Objective >> Only the lines from the line holding "Read this page and output its text content." through the final line of the entries below are to be returned, exactly as they stand.

⁂

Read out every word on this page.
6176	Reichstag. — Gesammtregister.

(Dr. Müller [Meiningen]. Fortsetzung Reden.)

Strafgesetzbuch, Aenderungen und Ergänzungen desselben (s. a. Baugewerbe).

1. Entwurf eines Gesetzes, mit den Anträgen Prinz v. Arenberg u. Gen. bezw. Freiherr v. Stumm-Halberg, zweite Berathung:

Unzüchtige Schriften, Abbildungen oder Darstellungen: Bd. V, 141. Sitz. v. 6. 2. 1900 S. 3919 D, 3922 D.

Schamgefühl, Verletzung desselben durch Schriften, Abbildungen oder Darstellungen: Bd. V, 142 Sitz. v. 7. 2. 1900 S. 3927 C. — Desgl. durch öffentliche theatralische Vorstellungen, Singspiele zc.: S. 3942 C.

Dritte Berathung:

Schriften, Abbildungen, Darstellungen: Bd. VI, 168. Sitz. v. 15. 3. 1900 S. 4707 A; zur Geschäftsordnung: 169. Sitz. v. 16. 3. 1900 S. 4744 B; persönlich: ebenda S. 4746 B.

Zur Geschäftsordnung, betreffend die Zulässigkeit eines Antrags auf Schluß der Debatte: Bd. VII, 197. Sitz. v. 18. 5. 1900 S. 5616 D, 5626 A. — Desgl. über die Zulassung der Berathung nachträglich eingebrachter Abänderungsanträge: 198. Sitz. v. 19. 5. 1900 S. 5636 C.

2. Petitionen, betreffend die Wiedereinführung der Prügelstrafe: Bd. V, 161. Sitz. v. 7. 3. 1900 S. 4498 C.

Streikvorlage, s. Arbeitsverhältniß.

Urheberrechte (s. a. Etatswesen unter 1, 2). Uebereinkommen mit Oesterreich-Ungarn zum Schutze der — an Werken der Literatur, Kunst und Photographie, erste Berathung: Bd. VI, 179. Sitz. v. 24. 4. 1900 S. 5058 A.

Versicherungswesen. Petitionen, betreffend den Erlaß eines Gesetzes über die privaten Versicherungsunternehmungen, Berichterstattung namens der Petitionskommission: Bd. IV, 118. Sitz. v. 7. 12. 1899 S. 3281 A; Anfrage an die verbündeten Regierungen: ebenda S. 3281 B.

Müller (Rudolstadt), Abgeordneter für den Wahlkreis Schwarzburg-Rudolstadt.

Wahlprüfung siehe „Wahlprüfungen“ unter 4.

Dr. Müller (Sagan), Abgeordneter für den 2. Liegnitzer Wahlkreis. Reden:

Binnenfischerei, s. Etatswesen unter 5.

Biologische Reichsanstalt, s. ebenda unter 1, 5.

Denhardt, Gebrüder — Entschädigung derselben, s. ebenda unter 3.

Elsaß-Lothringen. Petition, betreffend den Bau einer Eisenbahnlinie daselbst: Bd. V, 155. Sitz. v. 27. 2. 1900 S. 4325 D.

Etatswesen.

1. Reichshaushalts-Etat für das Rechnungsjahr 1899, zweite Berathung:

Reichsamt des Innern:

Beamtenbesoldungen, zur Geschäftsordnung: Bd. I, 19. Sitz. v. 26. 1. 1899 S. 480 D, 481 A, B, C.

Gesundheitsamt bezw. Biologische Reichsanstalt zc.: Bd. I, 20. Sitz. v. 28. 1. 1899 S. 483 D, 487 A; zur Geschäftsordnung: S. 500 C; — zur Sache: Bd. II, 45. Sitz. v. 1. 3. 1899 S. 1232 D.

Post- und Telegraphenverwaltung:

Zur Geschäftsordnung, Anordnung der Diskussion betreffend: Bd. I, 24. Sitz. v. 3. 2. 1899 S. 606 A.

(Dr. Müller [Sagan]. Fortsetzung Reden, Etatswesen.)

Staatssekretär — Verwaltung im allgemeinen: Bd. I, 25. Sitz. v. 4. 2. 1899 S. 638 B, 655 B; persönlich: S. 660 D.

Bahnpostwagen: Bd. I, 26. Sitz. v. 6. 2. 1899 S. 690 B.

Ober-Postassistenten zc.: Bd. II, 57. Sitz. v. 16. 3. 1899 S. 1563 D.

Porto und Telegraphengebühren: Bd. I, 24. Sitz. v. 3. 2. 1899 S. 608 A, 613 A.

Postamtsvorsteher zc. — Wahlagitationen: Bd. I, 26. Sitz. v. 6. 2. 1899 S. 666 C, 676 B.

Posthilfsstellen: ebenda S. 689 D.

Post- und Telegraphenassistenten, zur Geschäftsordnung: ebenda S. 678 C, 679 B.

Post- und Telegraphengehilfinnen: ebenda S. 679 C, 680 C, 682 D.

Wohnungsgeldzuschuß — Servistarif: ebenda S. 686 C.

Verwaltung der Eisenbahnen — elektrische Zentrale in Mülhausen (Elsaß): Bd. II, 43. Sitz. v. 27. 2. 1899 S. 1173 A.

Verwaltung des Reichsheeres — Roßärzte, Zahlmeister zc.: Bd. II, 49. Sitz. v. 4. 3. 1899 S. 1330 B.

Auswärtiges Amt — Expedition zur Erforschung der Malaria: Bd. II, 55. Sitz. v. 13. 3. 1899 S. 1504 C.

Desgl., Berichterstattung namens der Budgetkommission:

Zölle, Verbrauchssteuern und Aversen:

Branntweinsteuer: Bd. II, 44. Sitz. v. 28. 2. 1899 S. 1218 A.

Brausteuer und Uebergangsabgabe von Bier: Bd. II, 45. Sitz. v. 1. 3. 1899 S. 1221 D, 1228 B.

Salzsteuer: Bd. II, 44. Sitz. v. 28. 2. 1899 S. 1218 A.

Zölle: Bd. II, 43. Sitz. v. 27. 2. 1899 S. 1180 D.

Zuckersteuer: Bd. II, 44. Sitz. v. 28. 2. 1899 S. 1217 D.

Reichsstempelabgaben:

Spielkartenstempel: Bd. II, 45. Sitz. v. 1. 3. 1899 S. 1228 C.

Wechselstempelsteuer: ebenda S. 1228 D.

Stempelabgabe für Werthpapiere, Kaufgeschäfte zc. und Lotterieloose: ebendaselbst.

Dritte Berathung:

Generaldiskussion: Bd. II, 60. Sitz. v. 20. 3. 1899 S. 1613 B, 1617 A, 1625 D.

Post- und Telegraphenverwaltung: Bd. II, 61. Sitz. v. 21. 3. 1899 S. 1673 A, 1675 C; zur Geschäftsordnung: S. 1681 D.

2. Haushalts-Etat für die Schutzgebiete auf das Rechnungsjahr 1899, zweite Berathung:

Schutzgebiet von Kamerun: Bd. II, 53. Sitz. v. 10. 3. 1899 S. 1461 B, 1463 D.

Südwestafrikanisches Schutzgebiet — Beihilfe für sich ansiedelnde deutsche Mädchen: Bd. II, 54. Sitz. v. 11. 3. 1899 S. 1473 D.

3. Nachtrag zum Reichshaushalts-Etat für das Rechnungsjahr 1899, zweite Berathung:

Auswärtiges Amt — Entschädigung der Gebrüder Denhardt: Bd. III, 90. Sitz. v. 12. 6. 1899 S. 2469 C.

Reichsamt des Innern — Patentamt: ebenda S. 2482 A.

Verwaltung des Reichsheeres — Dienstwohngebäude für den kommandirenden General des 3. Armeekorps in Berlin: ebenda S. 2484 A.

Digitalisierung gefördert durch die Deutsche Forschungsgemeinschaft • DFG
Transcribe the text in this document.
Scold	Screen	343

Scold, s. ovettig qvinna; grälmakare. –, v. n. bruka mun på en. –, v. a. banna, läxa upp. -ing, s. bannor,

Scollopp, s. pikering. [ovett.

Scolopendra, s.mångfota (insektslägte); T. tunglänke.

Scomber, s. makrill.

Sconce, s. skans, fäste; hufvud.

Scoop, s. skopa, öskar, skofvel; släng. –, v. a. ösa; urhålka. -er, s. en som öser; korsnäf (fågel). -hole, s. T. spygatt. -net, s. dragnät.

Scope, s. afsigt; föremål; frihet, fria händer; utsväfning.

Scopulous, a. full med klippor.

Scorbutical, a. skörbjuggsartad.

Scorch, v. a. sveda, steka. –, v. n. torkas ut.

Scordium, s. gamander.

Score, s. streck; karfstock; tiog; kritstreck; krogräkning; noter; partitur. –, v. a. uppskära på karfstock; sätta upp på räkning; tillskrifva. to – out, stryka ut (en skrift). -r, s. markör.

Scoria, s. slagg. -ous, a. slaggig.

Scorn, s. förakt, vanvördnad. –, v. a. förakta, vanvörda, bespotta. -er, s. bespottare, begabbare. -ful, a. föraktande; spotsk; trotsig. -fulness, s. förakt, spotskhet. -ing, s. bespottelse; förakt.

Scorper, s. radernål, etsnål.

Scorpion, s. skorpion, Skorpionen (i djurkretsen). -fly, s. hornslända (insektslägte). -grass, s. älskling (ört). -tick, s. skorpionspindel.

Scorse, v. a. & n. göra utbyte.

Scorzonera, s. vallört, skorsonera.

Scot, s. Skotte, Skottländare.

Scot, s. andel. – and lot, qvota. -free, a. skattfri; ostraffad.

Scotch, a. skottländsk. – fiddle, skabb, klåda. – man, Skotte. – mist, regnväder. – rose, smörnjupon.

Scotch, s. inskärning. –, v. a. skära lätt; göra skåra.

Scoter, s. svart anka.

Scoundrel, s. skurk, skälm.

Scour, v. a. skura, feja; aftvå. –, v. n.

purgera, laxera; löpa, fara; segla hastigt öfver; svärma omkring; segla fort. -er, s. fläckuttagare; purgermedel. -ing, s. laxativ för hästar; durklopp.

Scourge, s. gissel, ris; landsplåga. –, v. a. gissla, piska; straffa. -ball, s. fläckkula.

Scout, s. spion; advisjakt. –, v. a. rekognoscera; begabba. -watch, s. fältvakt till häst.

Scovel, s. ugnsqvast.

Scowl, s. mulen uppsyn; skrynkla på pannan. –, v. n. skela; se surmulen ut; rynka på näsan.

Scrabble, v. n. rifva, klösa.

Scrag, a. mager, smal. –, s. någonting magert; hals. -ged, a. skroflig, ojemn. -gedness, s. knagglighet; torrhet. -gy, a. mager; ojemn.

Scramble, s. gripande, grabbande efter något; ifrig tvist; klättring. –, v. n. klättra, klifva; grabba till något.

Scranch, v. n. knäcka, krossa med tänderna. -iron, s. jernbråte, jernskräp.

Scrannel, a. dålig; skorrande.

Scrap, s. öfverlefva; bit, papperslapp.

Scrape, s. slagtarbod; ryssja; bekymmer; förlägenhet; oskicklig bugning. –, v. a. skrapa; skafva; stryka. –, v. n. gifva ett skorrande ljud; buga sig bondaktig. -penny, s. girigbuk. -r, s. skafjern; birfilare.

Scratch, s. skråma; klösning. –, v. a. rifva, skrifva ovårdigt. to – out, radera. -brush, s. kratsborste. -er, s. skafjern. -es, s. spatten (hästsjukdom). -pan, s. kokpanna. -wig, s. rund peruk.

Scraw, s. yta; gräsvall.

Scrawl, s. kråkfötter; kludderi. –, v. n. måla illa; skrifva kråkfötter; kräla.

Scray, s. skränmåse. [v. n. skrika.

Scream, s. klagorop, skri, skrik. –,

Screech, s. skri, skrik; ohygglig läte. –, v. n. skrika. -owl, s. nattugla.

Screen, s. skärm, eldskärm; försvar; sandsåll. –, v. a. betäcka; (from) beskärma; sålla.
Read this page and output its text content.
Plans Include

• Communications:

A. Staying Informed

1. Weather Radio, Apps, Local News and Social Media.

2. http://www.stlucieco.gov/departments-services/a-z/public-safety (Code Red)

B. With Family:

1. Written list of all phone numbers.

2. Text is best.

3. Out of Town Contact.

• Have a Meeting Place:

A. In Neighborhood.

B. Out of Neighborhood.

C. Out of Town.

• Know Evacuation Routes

⁂

The answer >>
Read this page and output its text content.
Plans Include

• Communications:

A. Staying Informed

1. Weather Radio, Apps, Local News and Social Media.

2. http://www.stlucieco.gov/departments-services/a-z/public-safety (Code Red)

B. With Family:

1. Written list of all phone numbers.

2. Text is best.

3. Out of Town Contact.

• Have a Meeting Place:

A. In Neighborhood.

B. Out of Neighborhood.

C. Out of Town.

• Know Evacuation Routes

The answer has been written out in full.